# BRIEF
Transcribe word for word each line from the one containing "Parse this chart: output" to the final line of the data, both included. Skip the pictures.
## Begin
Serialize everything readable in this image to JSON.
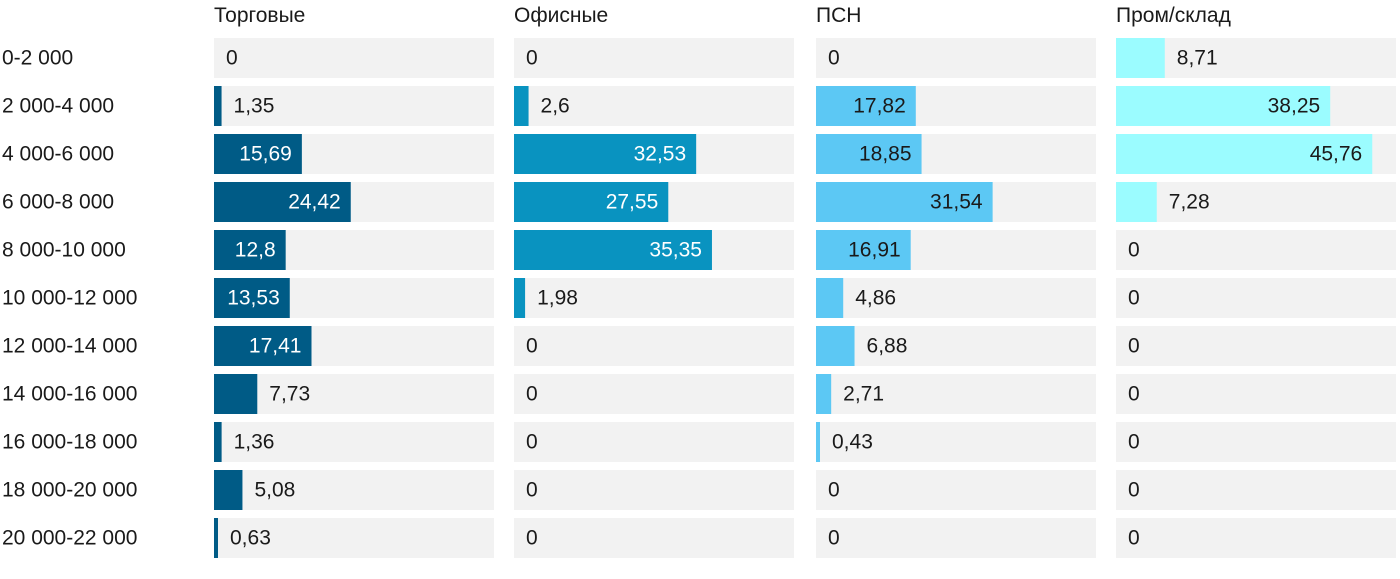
{
  "chart_data": {
    "type": "bar",
    "orientation": "horizontal",
    "layout": "small-multiples",
    "title": "",
    "xlabel": "",
    "ylabel": "",
    "xlim": [
      0,
      50
    ],
    "grid": false,
    "legend": "none",
    "categories": [
      "0-2 000",
      "2 000-4 000",
      "4 000-6 000",
      "6 000-8 000",
      "8 000-10 000",
      "10 000-12 000",
      "12 000-14 000",
      "14 000-16 000",
      "16 000-18 000",
      "18 000-20 000",
      "20 000-22 000"
    ],
    "series": [
      {
        "name": "Торговые",
        "color": "#005b86",
        "values": [
          0,
          1.35,
          15.69,
          24.42,
          12.8,
          13.53,
          17.41,
          7.73,
          1.36,
          5.08,
          0.63
        ],
        "labels": [
          "0",
          "1,35",
          "15,69",
          "24,42",
          "12,8",
          "13,53",
          "17,41",
          "7,73",
          "1,36",
          "5,08",
          "0,63"
        ]
      },
      {
        "name": "Офисные",
        "color": "#0993c0",
        "values": [
          0,
          2.6,
          32.53,
          27.55,
          35.35,
          1.98,
          0,
          0,
          0,
          0,
          0
        ],
        "labels": [
          "0",
          "2,6",
          "32,53",
          "27,55",
          "35,35",
          "1,98",
          "0",
          "0",
          "0",
          "0",
          "0"
        ]
      },
      {
        "name": "ПСН",
        "color": "#5cc8f4",
        "values": [
          0,
          17.82,
          18.85,
          31.54,
          16.91,
          4.86,
          6.88,
          2.71,
          0.43,
          0,
          0
        ],
        "labels": [
          "0",
          "17,82",
          "18,85",
          "31,54",
          "16,91",
          "4,86",
          "6,88",
          "2,71",
          "0,43",
          "0",
          "0"
        ]
      },
      {
        "name": "Пром/склад",
        "color": "#9bfcff",
        "values": [
          8.71,
          38.25,
          45.76,
          7.28,
          0,
          0,
          0,
          0,
          0,
          0,
          0
        ],
        "labels": [
          "8,71",
          "38,25",
          "45,76",
          "7,28",
          "0",
          "0",
          "0",
          "0",
          "0",
          "0",
          "0"
        ]
      }
    ]
  }
}
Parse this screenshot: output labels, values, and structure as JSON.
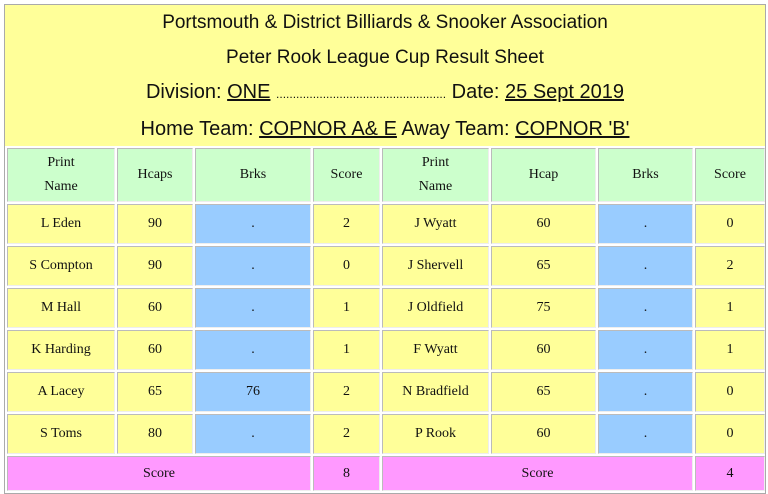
{
  "header": {
    "association": "Portsmouth & District Billiards & Snooker Association",
    "sheet_title": "Peter Rook League Cup Result Sheet",
    "division_label": "Division:",
    "division": "ONE",
    "dots": "...................................................",
    "date_label": "Date:",
    "date": "25 Sept 2019",
    "home_label": "Home Team:",
    "home_team": "COPNOR A& E",
    "away_label": "Away Team:",
    "away_team": "COPNOR 'B'"
  },
  "columns": {
    "home_name_1": "Print",
    "home_name_2": "Name",
    "home_hcap": "Hcaps",
    "home_brks": "Brks",
    "home_score": "Score",
    "away_name_1": "Print",
    "away_name_2": "Name",
    "away_hcap": "Hcap",
    "away_brks": "Brks",
    "away_score": "Score"
  },
  "rows": [
    {
      "home": "L Eden",
      "hh": "90",
      "hb": ".",
      "hs": "2",
      "away": "J Wyatt",
      "ah": "60",
      "ab": ".",
      "as": "0"
    },
    {
      "home": "S Compton",
      "hh": "90",
      "hb": ".",
      "hs": "0",
      "away": "J Shervell",
      "ah": "65",
      "ab": ".",
      "as": "2"
    },
    {
      "home": "M Hall",
      "hh": "60",
      "hb": ".",
      "hs": "1",
      "away": "J Oldfield",
      "ah": "75",
      "ab": ".",
      "as": "1"
    },
    {
      "home": "K Harding",
      "hh": "60",
      "hb": ".",
      "hs": "1",
      "away": "F Wyatt",
      "ah": "60",
      "ab": ".",
      "as": "1"
    },
    {
      "home": "A Lacey",
      "hh": "65",
      "hb": "76",
      "hs": "2",
      "away": "N Bradfield",
      "ah": "65",
      "ab": ".",
      "as": "0"
    },
    {
      "home": "S Toms",
      "hh": "80",
      "hb": ".",
      "hs": "2",
      "away": "P Rook",
      "ah": "60",
      "ab": ".",
      "as": "0"
    }
  ],
  "totals": {
    "home_label": "Score",
    "home_total": "8",
    "away_label": "Score",
    "away_total": "4"
  },
  "colors": {
    "header": "#ffff99",
    "column_header": "#ccffcc",
    "breaks": "#99ccff",
    "totals": "#ff99ff"
  }
}
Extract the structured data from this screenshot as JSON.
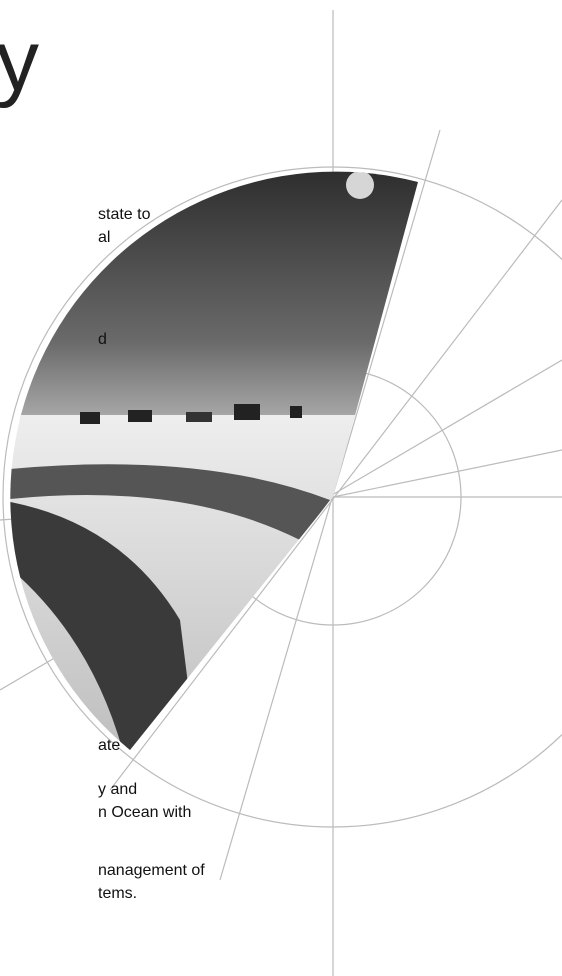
{
  "heading": "y",
  "paragraphs": [
    {
      "lines": [
        "state to",
        "al"
      ]
    },
    {
      "lines": [
        "d"
      ]
    },
    {
      "lines": [
        "ate"
      ]
    },
    {
      "lines": [
        "y and",
        "n Ocean with"
      ]
    },
    {
      "lines": [
        "nanagement of",
        "tems."
      ]
    }
  ]
}
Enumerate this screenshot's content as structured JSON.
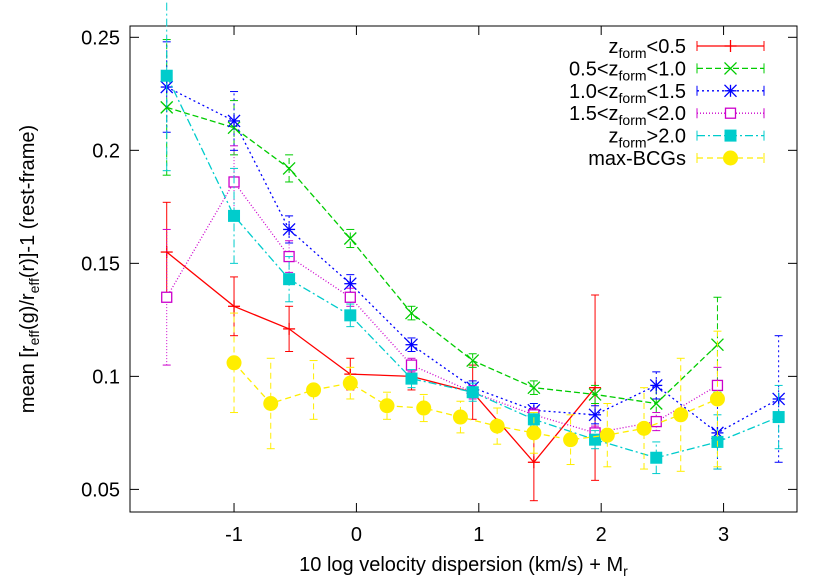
{
  "chart_data": {
    "type": "line",
    "xlabel": "10 log velocity dispersion (km/s) + M",
    "xlabel_sub": "r",
    "ylabel": "mean [r_eff(g)/r_eff(r)]-1 (rest-frame)",
    "ylabel_parts": [
      {
        "t": "mean [r",
        "s": false
      },
      {
        "t": "eff",
        "s": true
      },
      {
        "t": "(g)/r",
        "s": false
      },
      {
        "t": "eff",
        "s": true
      },
      {
        "t": "(r)]-1 (rest-frame)",
        "s": false
      }
    ],
    "xlim": [
      -1.85,
      3.6
    ],
    "ylim": [
      0.04,
      0.255
    ],
    "xticks": [
      -1,
      0,
      1,
      2,
      3
    ],
    "xtick_labels": [
      "-1",
      "0",
      "1",
      "2",
      "3"
    ],
    "yticks": [
      0.05,
      0.1,
      0.15,
      0.2,
      0.25
    ],
    "ytick_labels": [
      "0.05",
      "0.1",
      "0.15",
      "0.2",
      "0.25"
    ],
    "grid": false,
    "legend_position": "top-right",
    "series": [
      {
        "name": "z_form<0.5",
        "label_parts": [
          {
            "t": "z",
            "s": false
          },
          {
            "t": "form",
            "s": true
          },
          {
            "t": "<0.5",
            "s": false
          }
        ],
        "color": "#ff0000",
        "dash": "",
        "marker": "plus",
        "x": [
          -1.55,
          -1.0,
          -0.55,
          -0.05,
          0.45,
          0.95,
          1.45,
          1.95
        ],
        "y": [
          0.155,
          0.131,
          0.121,
          0.101,
          0.1,
          0.093,
          0.062,
          0.095
        ],
        "err": [
          0.022,
          0.013,
          0.01,
          0.007,
          0.006,
          0.012,
          0.017,
          0.041
        ]
      },
      {
        "name": "0.5<z_form<1.0",
        "label_parts": [
          {
            "t": "0.5<z",
            "s": false
          },
          {
            "t": "form",
            "s": true
          },
          {
            "t": "<1.0",
            "s": false
          }
        ],
        "color": "#00cc00",
        "dash": "6,3",
        "marker": "x",
        "x": [
          -1.55,
          -1.0,
          -0.55,
          -0.05,
          0.45,
          0.95,
          1.45,
          1.95,
          2.45,
          2.95
        ],
        "y": [
          0.219,
          0.21,
          0.192,
          0.161,
          0.128,
          0.107,
          0.095,
          0.092,
          0.088,
          0.114
        ],
        "err": [
          0.03,
          0.012,
          0.006,
          0.004,
          0.003,
          0.003,
          0.003,
          0.004,
          0.008,
          0.021
        ]
      },
      {
        "name": "1.0<z_form<1.5",
        "label_parts": [
          {
            "t": "1.0<z",
            "s": false
          },
          {
            "t": "form",
            "s": true
          },
          {
            "t": "<1.5",
            "s": false
          }
        ],
        "color": "#0000ff",
        "dash": "2,3",
        "marker": "star",
        "x": [
          -1.55,
          -1.0,
          -0.55,
          -0.05,
          0.45,
          0.95,
          1.45,
          1.95,
          2.45,
          2.95,
          3.45
        ],
        "y": [
          0.228,
          0.213,
          0.165,
          0.141,
          0.114,
          0.095,
          0.085,
          0.083,
          0.096,
          0.075,
          0.09
        ],
        "err": [
          0.02,
          0.013,
          0.006,
          0.004,
          0.003,
          0.003,
          0.003,
          0.004,
          0.006,
          0.016,
          0.028
        ]
      },
      {
        "name": "1.5<z_form<2.0",
        "label_parts": [
          {
            "t": "1.5<z",
            "s": false
          },
          {
            "t": "form",
            "s": true
          },
          {
            "t": "<2.0",
            "s": false
          }
        ],
        "color": "#cc00cc",
        "dash": "1,2",
        "marker": "open-square",
        "x": [
          -1.55,
          -1.0,
          -0.55,
          -0.05,
          0.45,
          0.95,
          1.45,
          1.95,
          2.45,
          2.95
        ],
        "y": [
          0.135,
          0.186,
          0.153,
          0.135,
          0.105,
          0.093,
          0.083,
          0.075,
          0.08,
          0.096
        ],
        "err": [
          0.03,
          0.016,
          0.007,
          0.004,
          0.003,
          0.003,
          0.003,
          0.003,
          0.004,
          0.008
        ]
      },
      {
        "name": "z_form>2.0",
        "label_parts": [
          {
            "t": "z",
            "s": false
          },
          {
            "t": "form",
            "s": true
          },
          {
            "t": ">2.0",
            "s": false
          }
        ],
        "color": "#00cccc",
        "dash": "8,3,2,3",
        "marker": "filled-square",
        "x": [
          -1.55,
          -1.0,
          -0.55,
          -0.05,
          0.45,
          0.95,
          1.45,
          1.95,
          2.45,
          2.95,
          3.45
        ],
        "y": [
          0.233,
          0.171,
          0.143,
          0.127,
          0.099,
          0.093,
          0.081,
          0.072,
          0.064,
          0.071,
          0.082
        ],
        "err": [
          0.042,
          0.021,
          0.01,
          0.005,
          0.004,
          0.004,
          0.003,
          0.004,
          0.007,
          0.012,
          0.014
        ]
      },
      {
        "name": "max-BCGs",
        "label_parts": [
          {
            "t": "max-BCGs",
            "s": false
          }
        ],
        "color": "#ffee00",
        "dash": "6,4",
        "marker": "filled-circle",
        "x": [
          -1.0,
          -0.7,
          -0.35,
          -0.05,
          0.25,
          0.55,
          0.85,
          1.15,
          1.45,
          1.75,
          2.05,
          2.35,
          2.65,
          2.95
        ],
        "y": [
          0.106,
          0.088,
          0.094,
          0.097,
          0.087,
          0.086,
          0.082,
          0.078,
          0.075,
          0.072,
          0.074,
          0.077,
          0.083,
          0.09
        ],
        "err": [
          0.022,
          0.02,
          0.013,
          0.007,
          0.006,
          0.006,
          0.007,
          0.008,
          0.009,
          0.011,
          0.014,
          0.018,
          0.025,
          0.03
        ]
      }
    ]
  }
}
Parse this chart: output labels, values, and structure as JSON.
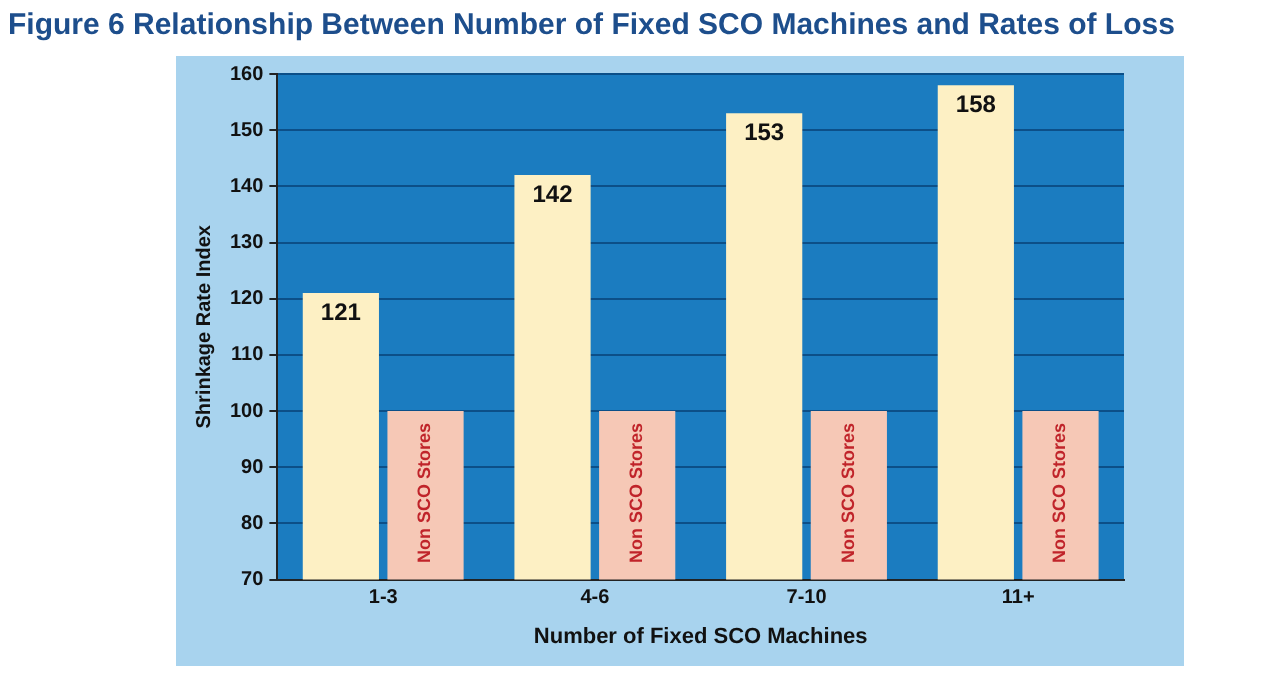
{
  "chart_data": {
    "type": "bar",
    "title": "Figure 6 Relationship Between Number of Fixed SCO Machines and Rates of Loss",
    "xlabel": "Number of Fixed SCO Machines",
    "ylabel": "Shrinkage Rate Index",
    "categories": [
      "1-3",
      "4-6",
      "7-10",
      "11+"
    ],
    "series": [
      {
        "color": "#fdf0c4",
        "values": [
          121,
          142,
          153,
          158
        ],
        "value_labels": [
          "121",
          "142",
          "153",
          "158"
        ]
      },
      {
        "name": "Non SCO Stores",
        "color": "#f6c8b6",
        "values": [
          100,
          100,
          100,
          100
        ]
      }
    ],
    "ylim": [
      70,
      160
    ],
    "yticks": [
      70,
      80,
      90,
      100,
      110,
      120,
      130,
      140,
      150,
      160
    ],
    "grid": "y",
    "legend": false
  }
}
## End
# EXERCISE RESPONSE
Parse this chart: output labels, values, and structure as JSON.
{
  "chart_data": {
    "type": "bar",
    "title": "Figure 6 Relationship Between Number of Fixed SCO Machines and Rates of Loss",
    "xlabel": "Number of Fixed SCO Machines",
    "ylabel": "Shrinkage Rate Index",
    "categories": [
      "1-3",
      "4-6",
      "7-10",
      "11+"
    ],
    "series": [
      {
        "color": "#fdf0c4",
        "values": [
          121,
          142,
          153,
          158
        ],
        "value_labels": [
          "121",
          "142",
          "153",
          "158"
        ]
      },
      {
        "name": "Non SCO Stores",
        "color": "#f6c8b6",
        "values": [
          100,
          100,
          100,
          100
        ]
      }
    ],
    "ylim": [
      70,
      160
    ],
    "yticks": [
      70,
      80,
      90,
      100,
      110,
      120,
      130,
      140,
      150,
      160
    ],
    "grid": "y",
    "legend": false
  }
}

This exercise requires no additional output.